Copy whichever lines contain the string "audio".
[BEGIN]
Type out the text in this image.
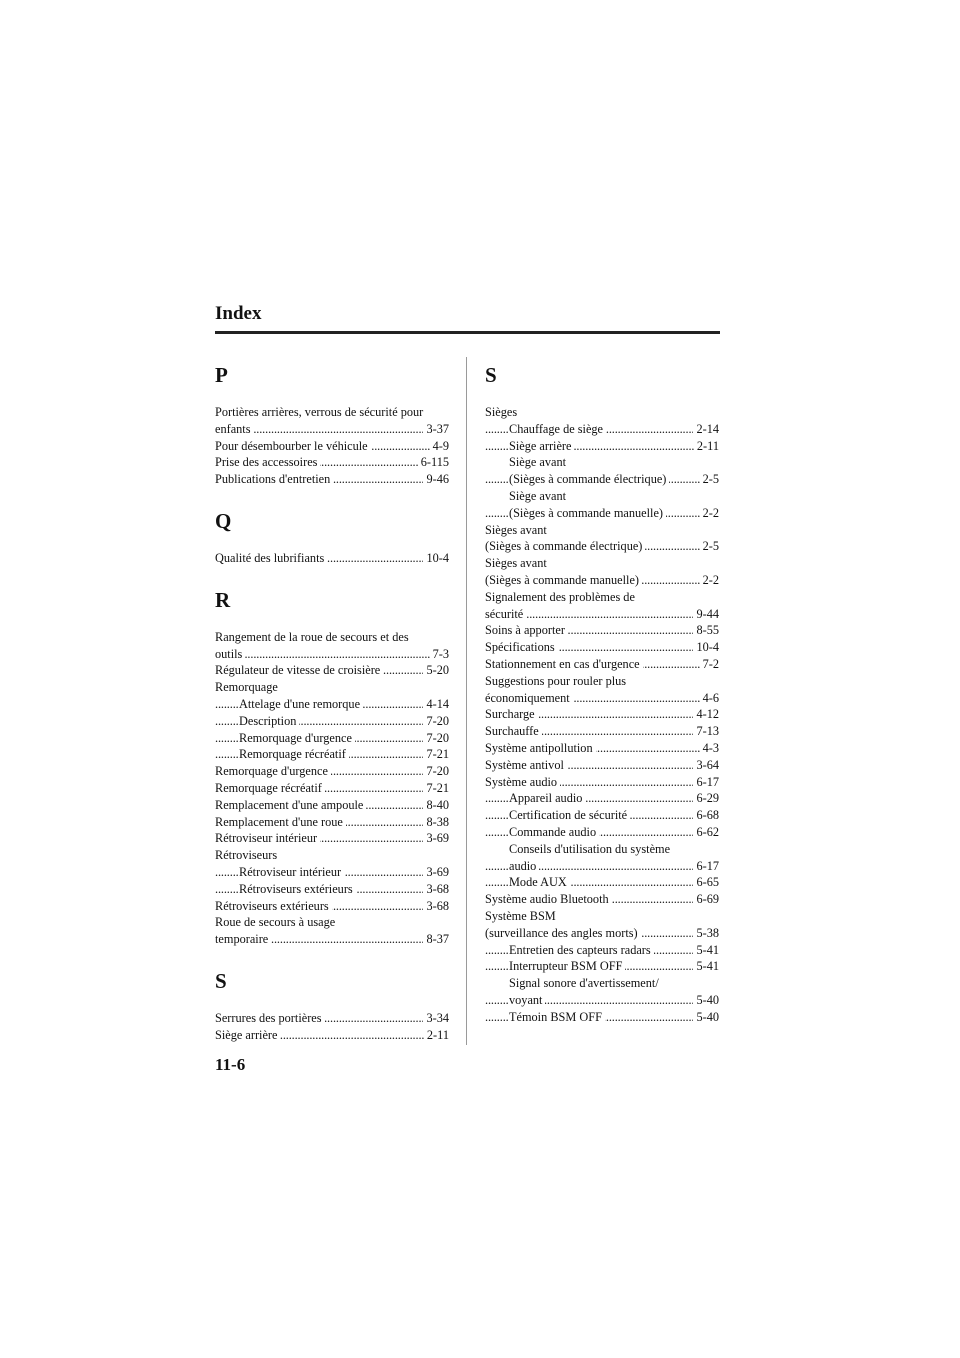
Index
P
Portières arrières, verrous de sécurité pour
. . . enfants	3-37
. . . Pour désembourber le véhicule	4-9
. . . Prise des accessoires	6-115
. . . Publications d'entretien	9-46
Q
. . . Qualité des lubrifiants	10-4
R
Rangement de la roue de secours et des
. . . outils	7-3
. . . Régulateur de vitesse de croisière	5-20
Remorquage
. . . Attelage d'une remorque	4-14
. . . Description	7-20
. . . Remorquage d'urgence	7-20
. . . Remorquage récréatif	7-21
. . . Remorquage d'urgence	7-20
. . . Remorquage récréatif	7-21
. . . Remplacement d'une ampoule	8-40
. . . Remplacement d'une roue	8-38
. . . Rétroviseur intérieur	3-69
Rétroviseurs
. . . Rétroviseur intérieur	3-69
. . . Rétroviseurs extérieurs	3-68
. . . Rétroviseurs extérieurs	3-68
Roue de secours à usage
. . . temporaire	8-37
S
. . . Serrures des portières	3-34
. . . Siège arrière	2-11
S
Sièges
. . . Chauffage de siège	2-14
. . . Siège arrière	2-11
Siège avant
. . . (Sièges à commande électrique)	2-5
Siège avant
. . . (Sièges à commande manuelle)	2-2
Sièges avant
. . . (Sièges à commande électrique)	2-5
Sièges avant
. . . (Sièges à commande manuelle)	2-2
Signalement des problèmes de
. . . sécurité	9-44
. . . Soins à apporter	8-55
. . . Spécifications	10-4
. . . Stationnement en cas d'urgence	7-2
Suggestions pour rouler plus
. . . économiquement	4-6
. . . Surcharge	4-12
. . . Surchauffe	7-13
. . . Système antipollution	4-3
. . . Système antivol	3-64
. . . Système audio	6-17
. . . Appareil audio	6-29
. . . Certification de sécurité	6-68
. . . Commande audio	6-62
Conseils d'utilisation du système
. . . audio	6-17
. . . Mode AUX	6-65
. . . Système audio Bluetooth	6-69
Système BSM
. . . (surveillance des angles morts)	5-38
. . . Entretien des capteurs radars	5-41
. . . Interrupteur BSM OFF	5-41
Signal sonore d'avertissement/
. . . voyant	5-40
. . . Témoin BSM OFF	5-40
11-6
[END]
COMPLETED EXERCISE:
. . . Système audio	6-17
. . . Appareil audio	6-29
. . . Commande audio	6-62
. . . audio	6-17
. . . Système audio Bluetooth	6-69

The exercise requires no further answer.